[What to produce]
Which lines of the records contain "JSON"? Collect every one of them.

[Data supplied]

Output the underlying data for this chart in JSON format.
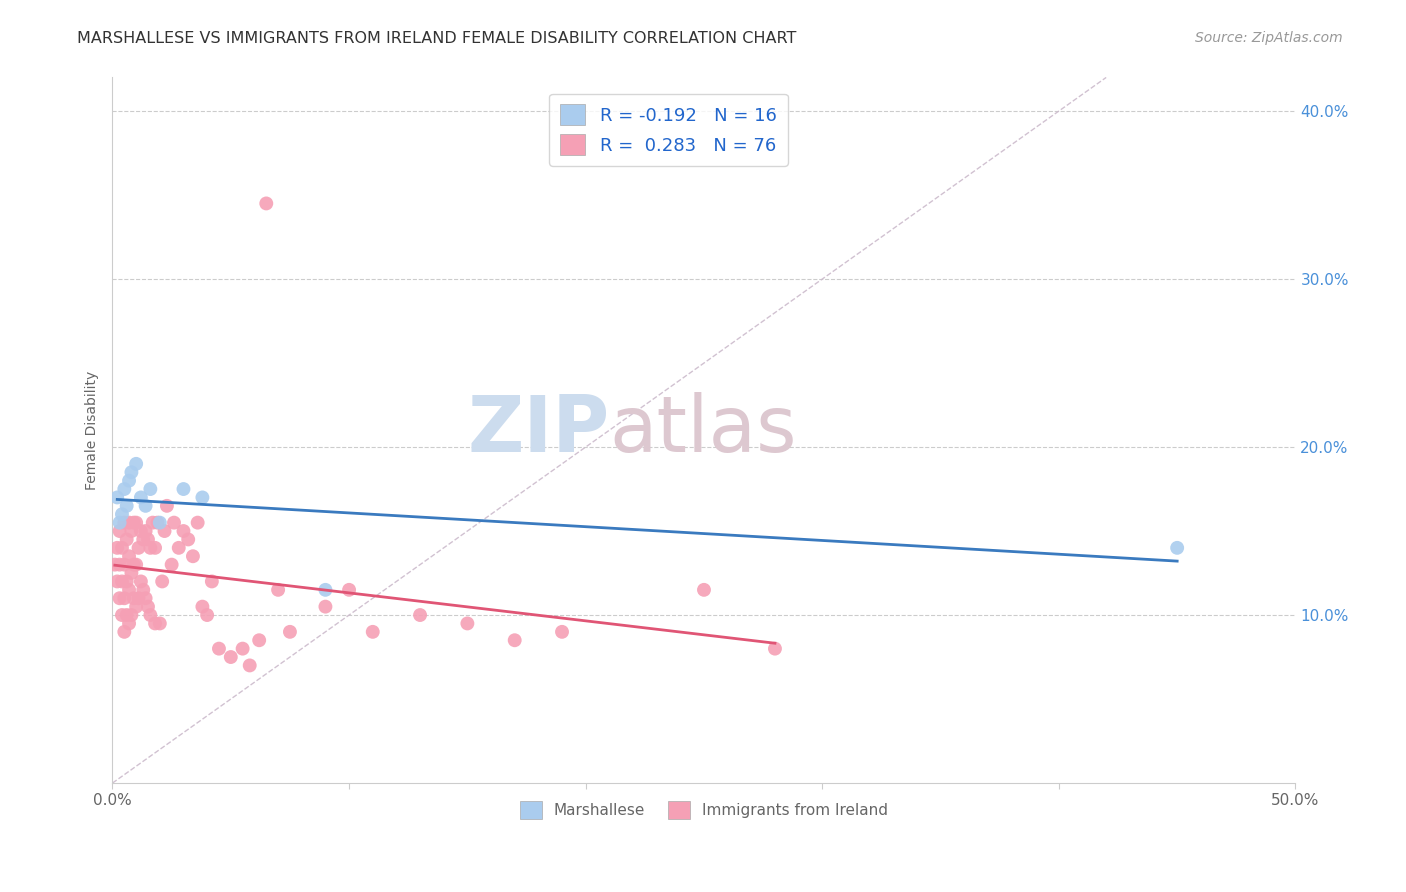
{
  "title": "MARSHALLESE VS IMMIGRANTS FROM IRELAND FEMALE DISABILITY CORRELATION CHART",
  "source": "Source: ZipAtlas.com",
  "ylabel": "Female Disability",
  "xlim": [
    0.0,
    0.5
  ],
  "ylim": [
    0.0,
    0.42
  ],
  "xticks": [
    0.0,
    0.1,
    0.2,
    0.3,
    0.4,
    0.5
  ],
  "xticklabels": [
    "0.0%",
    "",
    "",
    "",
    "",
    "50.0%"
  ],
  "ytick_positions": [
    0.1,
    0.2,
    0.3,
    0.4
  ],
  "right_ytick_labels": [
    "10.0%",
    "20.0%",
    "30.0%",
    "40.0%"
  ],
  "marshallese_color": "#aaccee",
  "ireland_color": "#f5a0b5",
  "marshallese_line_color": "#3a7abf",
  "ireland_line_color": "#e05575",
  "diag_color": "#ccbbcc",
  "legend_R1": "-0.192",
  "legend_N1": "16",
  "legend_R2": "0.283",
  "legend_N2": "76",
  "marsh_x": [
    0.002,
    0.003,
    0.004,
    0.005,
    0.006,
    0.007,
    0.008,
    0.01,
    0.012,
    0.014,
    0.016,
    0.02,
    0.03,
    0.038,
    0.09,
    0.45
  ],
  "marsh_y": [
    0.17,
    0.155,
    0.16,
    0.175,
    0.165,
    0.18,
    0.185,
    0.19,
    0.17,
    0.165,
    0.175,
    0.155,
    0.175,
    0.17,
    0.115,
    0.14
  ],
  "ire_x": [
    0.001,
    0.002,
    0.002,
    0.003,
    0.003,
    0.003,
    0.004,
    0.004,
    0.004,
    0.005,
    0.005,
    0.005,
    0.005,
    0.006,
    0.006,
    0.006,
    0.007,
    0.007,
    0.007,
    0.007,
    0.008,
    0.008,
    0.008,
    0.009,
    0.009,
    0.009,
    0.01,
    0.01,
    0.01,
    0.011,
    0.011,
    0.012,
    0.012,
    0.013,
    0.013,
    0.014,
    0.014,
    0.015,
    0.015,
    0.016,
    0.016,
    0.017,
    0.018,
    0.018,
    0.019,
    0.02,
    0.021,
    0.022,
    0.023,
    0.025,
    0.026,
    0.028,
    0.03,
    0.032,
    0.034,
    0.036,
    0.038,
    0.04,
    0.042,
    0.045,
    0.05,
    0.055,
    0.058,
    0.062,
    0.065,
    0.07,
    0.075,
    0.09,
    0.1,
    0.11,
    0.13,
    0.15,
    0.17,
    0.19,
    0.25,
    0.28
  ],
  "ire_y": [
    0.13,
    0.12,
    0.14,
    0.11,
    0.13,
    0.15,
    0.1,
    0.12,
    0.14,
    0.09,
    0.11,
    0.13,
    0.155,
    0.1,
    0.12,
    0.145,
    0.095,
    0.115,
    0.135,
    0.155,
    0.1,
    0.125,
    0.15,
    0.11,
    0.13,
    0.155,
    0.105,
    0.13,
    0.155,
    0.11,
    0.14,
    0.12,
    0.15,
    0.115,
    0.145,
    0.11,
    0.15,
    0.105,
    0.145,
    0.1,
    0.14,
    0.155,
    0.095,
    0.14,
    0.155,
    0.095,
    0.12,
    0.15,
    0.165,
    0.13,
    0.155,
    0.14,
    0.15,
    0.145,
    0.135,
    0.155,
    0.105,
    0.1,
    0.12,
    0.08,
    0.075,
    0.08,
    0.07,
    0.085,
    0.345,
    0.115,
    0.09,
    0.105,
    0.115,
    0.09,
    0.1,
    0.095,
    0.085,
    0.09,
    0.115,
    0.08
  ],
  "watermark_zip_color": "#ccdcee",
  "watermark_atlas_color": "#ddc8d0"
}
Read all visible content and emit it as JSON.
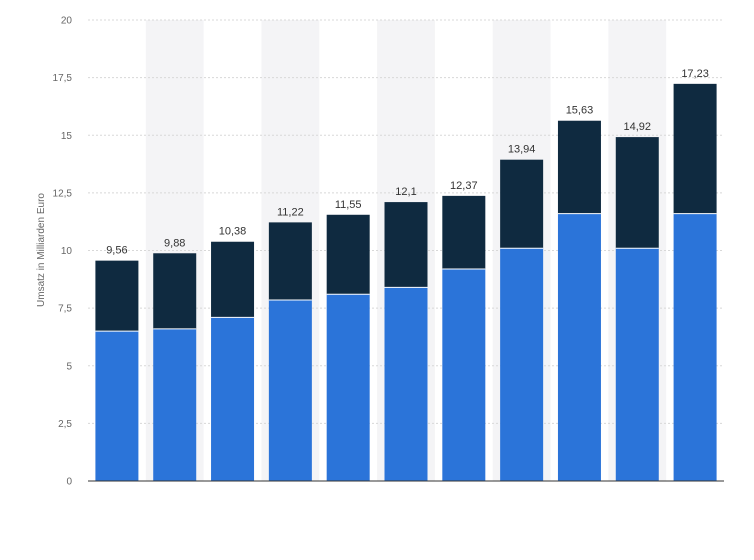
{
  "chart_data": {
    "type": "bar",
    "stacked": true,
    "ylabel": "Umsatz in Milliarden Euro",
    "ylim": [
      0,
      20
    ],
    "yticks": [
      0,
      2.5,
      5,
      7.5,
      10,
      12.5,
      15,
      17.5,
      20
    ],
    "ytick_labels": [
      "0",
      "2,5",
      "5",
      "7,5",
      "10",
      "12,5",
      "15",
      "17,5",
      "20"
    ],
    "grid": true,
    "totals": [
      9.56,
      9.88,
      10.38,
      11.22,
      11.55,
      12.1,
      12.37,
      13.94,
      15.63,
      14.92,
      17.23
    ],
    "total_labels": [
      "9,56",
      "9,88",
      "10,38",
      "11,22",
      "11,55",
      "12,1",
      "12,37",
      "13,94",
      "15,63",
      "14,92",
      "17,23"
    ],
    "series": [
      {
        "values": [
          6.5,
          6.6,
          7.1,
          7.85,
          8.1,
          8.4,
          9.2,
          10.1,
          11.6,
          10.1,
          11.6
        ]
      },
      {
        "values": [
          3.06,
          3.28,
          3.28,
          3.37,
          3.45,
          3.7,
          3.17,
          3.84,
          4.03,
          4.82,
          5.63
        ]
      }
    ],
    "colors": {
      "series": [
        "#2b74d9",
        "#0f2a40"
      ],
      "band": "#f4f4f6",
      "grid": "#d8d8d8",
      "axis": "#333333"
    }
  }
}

[Solution to the exercise]
Output the underlying data for this chart in JSON format.
Read all visible content and emit it as JSON.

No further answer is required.